What to do: Every entry that follows needs to be repeated exactly.

Listed records:
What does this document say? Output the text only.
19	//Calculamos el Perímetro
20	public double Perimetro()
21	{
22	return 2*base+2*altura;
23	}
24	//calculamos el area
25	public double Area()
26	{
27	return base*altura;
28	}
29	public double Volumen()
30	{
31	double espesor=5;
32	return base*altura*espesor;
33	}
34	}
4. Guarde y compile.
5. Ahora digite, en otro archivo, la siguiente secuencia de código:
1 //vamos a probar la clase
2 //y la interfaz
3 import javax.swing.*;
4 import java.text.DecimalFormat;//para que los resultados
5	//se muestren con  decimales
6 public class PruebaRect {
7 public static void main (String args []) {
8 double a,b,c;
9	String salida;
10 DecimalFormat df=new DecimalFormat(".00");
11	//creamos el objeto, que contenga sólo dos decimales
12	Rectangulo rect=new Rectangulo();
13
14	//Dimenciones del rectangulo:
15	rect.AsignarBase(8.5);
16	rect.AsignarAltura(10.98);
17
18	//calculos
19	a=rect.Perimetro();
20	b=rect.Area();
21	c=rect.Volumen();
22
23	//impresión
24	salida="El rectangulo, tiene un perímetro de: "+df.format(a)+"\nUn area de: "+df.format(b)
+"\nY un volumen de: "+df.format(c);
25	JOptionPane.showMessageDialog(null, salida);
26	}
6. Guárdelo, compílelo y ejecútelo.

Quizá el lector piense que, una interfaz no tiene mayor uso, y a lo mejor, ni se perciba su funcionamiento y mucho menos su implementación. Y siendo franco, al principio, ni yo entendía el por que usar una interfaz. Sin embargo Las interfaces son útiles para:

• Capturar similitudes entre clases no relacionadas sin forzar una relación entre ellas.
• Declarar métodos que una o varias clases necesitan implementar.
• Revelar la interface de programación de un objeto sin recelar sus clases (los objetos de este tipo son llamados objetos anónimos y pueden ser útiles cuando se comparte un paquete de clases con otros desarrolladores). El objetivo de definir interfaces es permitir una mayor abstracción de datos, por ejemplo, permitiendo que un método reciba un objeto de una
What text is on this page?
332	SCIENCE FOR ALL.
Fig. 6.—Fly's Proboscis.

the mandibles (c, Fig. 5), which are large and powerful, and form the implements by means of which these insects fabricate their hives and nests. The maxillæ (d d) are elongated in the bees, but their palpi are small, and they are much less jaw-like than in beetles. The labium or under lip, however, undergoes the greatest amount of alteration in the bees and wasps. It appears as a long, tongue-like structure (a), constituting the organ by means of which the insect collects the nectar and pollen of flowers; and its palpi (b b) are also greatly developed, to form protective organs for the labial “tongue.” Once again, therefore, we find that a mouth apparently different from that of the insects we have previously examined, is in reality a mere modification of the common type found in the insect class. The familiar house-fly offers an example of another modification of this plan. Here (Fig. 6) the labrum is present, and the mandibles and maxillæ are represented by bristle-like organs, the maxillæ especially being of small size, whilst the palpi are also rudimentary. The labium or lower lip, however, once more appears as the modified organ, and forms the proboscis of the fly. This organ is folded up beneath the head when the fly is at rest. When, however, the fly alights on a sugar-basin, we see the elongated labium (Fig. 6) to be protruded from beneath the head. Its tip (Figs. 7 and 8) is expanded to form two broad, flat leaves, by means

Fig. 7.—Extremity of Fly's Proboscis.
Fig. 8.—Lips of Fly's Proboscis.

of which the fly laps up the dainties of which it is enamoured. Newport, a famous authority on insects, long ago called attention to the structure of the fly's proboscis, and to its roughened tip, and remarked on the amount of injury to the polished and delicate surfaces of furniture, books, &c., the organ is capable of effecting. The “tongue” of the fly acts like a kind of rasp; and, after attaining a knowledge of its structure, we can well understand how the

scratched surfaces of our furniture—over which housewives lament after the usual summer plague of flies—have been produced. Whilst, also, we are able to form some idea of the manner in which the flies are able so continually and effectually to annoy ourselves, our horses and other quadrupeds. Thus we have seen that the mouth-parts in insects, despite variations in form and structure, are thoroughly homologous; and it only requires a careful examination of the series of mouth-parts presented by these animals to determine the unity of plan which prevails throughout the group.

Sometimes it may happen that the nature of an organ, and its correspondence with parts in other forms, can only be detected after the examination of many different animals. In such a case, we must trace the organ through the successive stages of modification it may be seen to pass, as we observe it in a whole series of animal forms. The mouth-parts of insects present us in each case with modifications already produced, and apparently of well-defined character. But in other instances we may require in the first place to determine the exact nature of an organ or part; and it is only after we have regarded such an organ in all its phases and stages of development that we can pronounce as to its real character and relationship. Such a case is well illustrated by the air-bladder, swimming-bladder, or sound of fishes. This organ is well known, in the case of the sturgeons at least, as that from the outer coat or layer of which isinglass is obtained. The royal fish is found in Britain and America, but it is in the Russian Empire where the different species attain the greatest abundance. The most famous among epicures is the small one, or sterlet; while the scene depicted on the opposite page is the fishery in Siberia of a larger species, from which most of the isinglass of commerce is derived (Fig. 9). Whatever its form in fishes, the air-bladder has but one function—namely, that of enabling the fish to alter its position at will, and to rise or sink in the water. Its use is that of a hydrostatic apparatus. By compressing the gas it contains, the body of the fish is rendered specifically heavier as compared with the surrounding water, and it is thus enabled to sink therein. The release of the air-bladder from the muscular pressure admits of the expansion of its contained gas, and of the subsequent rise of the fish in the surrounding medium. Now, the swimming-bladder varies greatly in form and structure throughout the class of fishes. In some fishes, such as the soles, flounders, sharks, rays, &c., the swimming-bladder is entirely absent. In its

Solution for this problem:
What does this document say? Output the text only.
19	//Calculamos el Perímetro
20	public double Perimetro()
21	{
22	return 2*base+2*altura;
23	}
24	//calculamos el area
25	public double Area()
26	{
27	return base*altura;
28	}
29	public double Volumen()
30	{
31	double espesor=5;
32	return base*altura*espesor;
33	}
34	}
4. Guarde y compile.
5. Ahora digite, en otro archivo, la siguiente secuencia de código:
1 //vamos a probar la clase
2 //y la interfaz
3 import javax.swing.*;
4 import java.text.DecimalFormat;//para que los resultados
5	//se muestren con  decimales
6 public class PruebaRect {
7 public static void main (String args []) {
8 double a,b,c;
9	String salida;
10 DecimalFormat df=new DecimalFormat(".00");
11	//creamos el objeto, que contenga sólo dos decimales
12	Rectangulo rect=new Rectangulo();
13
14	//Dimenciones del rectangulo:
15	rect.AsignarBase(8.5);
16	rect.AsignarAltura(10.98);
17
18	//calculos
19	a=rect.Perimetro();
20	b=rect.Area();
21	c=rect.Volumen();
22
23	//impresión
24	salida="El rectangulo, tiene un perímetro de: "+df.format(a)+"\nUn area de: "+df.format(b)
+"\nY un volumen de: "+df.format(c);
25	JOptionPane.showMessageDialog(null, salida);
26	}
6. Guárdelo, compílelo y ejecútelo.

Quizá el lector piense que, una interfaz no tiene mayor uso, y a lo mejor, ni se perciba su funcionamiento y mucho menos su implementación. Y siendo franco, al principio, ni yo entendía el por que usar una interfaz. Sin embargo Las interfaces son útiles para:

• Capturar similitudes entre clases no relacionadas sin forzar una relación entre ellas.
• Declarar métodos que una o varias clases necesitan implementar.
• Revelar la interface de programación de un objeto sin recelar sus clases (los objetos de este tipo son llamados objetos anónimos y pueden ser útiles cuando se comparte un paquete de clases con otros desarrolladores). El objetivo de definir interfaces es permitir una mayor abstracción de datos, por ejemplo, permitiendo que un método reciba un objeto de una
What text is on this page?
332	SCIENCE FOR ALL.
Fig. 6.—Fly's Proboscis.

the mandibles (c, Fig. 5), which are large and powerful, and form the implements by means of which these insects fabricate their hives and nests. The maxillæ (d d) are elongated in the bees, but their palpi are small, and they are much less jaw-like than in beetles. The labium or under lip, however, undergoes the greatest amount of alteration in the bees and wasps. It appears as a long, tongue-like structure (a), constituting the organ by means of which the insect collects the nectar and pollen of flowers; and its palpi (b b) are also greatly developed, to form protective organs for the labial “tongue.” Once again, therefore, we find that a mouth apparently different from that of the insects we have previously examined, is in reality a mere modification of the common type found in the insect class. The familiar house-fly offers an example of another modification of this plan. Here (Fig. 6) the labrum is present, and the mandibles and maxillæ are represented by bristle-like organs, the maxillæ especially being of small size, whilst the palpi are also rudimentary. The labium or lower lip, however, once more appears as the modified organ, and forms the proboscis of the fly. This organ is folded up beneath the head when the fly is at rest. When, however, the fly alights on a sugar-basin, we see the elongated labium (Fig. 6) to be protruded from beneath the head. Its tip (Figs. 7 and 8) is expanded to form two broad, flat leaves, by means

Fig. 7.—Extremity of Fly's Proboscis.
Fig. 8.—Lips of Fly's Proboscis.

of which the fly laps up the dainties of which it is enamoured. Newport, a famous authority on insects, long ago called attention to the structure of the fly's proboscis, and to its roughened tip, and remarked on the amount of injury to the polished and delicate surfaces of furniture, books, &c., the organ is capable of effecting. The “tongue” of the fly acts like a kind of rasp; and, after attaining a knowledge of its structure, we can well understand how the

scratched surfaces of our furniture—over which housewives lament after the usual summer plague of flies—have been produced. Whilst, also, we are able to form some idea of the manner in which the flies are able so continually and effectually to annoy ourselves, our horses and other quadrupeds. Thus we have seen that the mouth-parts in insects, despite variations in form and structure, are thoroughly homologous; and it only requires a careful examination of the series of mouth-parts presented by these animals to determine the unity of plan which prevails throughout the group.

Sometimes it may happen that the nature of an organ, and its correspondence with parts in other forms, can only be detected after the examination of many different animals. In such a case, we must trace the organ through the successive stages of modification it may be seen to pass, as we observe it in a whole series of animal forms. The mouth-parts of insects present us in each case with modifications already produced, and apparently of well-defined character. But in other instances we may require in the first place to determine the exact nature of an organ or part; and it is only after we have regarded such an organ in all its phases and stages of development that we can pronounce as to its real character and relationship. Such a case is well illustrated by the air-bladder, swimming-bladder, or sound of fishes. This organ is well known, in the case of the sturgeons at least, as that from the outer coat or layer of which isinglass is obtained. The royal fish is found in Britain and America, but it is in the Russian Empire where the different species attain the greatest abundance. The most famous among epicures is the small one, or sterlet; while the scene depicted on the opposite page is the fishery in Siberia of a larger species, from which most of the isinglass of commerce is derived (Fig. 9). Whatever its form in fishes, the air-bladder has but one function—namely, that of enabling the fish to alter its position at will, and to rise or sink in the water. Its use is that of a hydrostatic apparatus. By compressing the gas it contains, the body of the fish is rendered specifically heavier as compared with the surrounding water, and it is thus enabled to sink therein. The release of the air-bladder from the muscular pressure admits of the expansion of its contained gas, and of the subsequent rise of the fish in the surrounding medium. Now, the swimming-bladder varies greatly in form and structure throughout the class of fishes. In some fishes, such as the soles, flounders, sharks, rays, &c., the swimming-bladder is entirely absent. In its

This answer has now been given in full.